• Problem: Using the records provided below, locate and copy each line that contains the word "답례품을".

+ + + +

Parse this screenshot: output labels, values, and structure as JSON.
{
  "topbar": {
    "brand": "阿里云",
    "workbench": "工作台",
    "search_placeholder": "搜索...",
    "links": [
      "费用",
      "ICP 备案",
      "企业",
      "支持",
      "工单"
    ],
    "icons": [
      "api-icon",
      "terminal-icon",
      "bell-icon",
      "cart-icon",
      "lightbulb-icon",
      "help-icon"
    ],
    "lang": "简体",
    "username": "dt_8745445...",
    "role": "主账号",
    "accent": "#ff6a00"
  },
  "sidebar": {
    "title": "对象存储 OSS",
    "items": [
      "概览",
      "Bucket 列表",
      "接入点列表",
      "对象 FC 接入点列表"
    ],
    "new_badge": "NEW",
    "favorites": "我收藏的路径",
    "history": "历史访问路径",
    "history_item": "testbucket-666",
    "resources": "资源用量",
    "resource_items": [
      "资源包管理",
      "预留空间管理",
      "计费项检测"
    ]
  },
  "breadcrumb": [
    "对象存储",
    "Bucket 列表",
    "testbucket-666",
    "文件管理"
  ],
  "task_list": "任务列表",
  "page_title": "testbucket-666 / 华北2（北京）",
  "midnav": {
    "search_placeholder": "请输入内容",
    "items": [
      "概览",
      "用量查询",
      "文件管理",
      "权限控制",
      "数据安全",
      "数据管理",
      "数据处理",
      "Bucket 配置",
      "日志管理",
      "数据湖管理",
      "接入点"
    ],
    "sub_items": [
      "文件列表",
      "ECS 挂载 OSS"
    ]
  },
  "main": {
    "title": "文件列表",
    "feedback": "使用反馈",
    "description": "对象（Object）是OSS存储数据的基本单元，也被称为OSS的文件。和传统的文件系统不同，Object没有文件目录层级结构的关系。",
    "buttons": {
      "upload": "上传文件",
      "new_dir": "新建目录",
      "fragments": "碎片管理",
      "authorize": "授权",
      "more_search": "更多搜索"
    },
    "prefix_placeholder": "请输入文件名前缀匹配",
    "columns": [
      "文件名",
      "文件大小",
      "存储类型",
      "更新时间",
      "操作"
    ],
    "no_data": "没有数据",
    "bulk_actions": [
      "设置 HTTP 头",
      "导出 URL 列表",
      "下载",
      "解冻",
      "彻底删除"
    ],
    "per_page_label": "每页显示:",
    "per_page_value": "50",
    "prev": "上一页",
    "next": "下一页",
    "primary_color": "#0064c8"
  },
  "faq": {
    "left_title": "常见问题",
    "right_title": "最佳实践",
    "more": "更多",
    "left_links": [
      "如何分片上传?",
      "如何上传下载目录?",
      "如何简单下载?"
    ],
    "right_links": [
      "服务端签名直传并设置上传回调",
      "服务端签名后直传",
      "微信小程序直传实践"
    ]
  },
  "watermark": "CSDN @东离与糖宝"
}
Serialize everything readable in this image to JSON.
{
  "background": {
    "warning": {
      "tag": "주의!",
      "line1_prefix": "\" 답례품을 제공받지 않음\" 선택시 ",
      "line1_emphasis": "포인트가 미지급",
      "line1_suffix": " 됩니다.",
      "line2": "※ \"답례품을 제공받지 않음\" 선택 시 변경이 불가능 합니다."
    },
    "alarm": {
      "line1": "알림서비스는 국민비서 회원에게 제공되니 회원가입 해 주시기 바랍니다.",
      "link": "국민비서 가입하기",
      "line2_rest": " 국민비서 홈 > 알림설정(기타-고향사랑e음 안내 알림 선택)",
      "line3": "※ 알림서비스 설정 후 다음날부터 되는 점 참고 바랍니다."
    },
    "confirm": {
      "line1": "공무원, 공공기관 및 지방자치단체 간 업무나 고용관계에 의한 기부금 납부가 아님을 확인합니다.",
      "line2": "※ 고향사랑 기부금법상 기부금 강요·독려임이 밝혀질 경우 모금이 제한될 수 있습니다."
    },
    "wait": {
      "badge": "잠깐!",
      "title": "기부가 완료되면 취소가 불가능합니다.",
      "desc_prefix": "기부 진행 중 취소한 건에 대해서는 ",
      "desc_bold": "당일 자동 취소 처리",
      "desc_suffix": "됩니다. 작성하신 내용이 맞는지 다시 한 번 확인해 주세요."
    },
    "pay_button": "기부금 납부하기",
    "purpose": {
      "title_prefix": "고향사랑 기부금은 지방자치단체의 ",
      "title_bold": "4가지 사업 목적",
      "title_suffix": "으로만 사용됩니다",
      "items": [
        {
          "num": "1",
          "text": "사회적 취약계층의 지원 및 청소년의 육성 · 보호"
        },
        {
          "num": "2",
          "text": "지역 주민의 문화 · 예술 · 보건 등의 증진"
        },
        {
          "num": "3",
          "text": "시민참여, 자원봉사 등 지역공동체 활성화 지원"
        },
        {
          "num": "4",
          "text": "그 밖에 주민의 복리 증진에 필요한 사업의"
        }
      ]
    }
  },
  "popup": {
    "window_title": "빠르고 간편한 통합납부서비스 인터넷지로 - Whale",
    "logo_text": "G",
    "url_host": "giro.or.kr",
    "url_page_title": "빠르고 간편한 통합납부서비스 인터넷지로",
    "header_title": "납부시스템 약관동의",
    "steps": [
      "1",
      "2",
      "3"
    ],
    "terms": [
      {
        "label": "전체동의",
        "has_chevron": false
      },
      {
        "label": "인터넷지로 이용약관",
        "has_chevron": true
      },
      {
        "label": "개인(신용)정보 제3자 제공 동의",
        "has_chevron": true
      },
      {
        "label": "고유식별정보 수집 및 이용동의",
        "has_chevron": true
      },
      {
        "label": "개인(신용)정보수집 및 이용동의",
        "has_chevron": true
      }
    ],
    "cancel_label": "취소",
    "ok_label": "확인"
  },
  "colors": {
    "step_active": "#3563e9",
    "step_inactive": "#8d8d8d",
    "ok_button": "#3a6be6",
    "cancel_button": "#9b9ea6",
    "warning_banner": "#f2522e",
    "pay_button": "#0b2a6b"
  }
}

+ + + +

• Solution to the problem:
      "line1_prefix": "\" 답례품을 제공받지 않음\" 선택시 ",
      "line2": "※ \"답례품을 제공받지 않음\" 선택 시 변경이 불가능 합니다."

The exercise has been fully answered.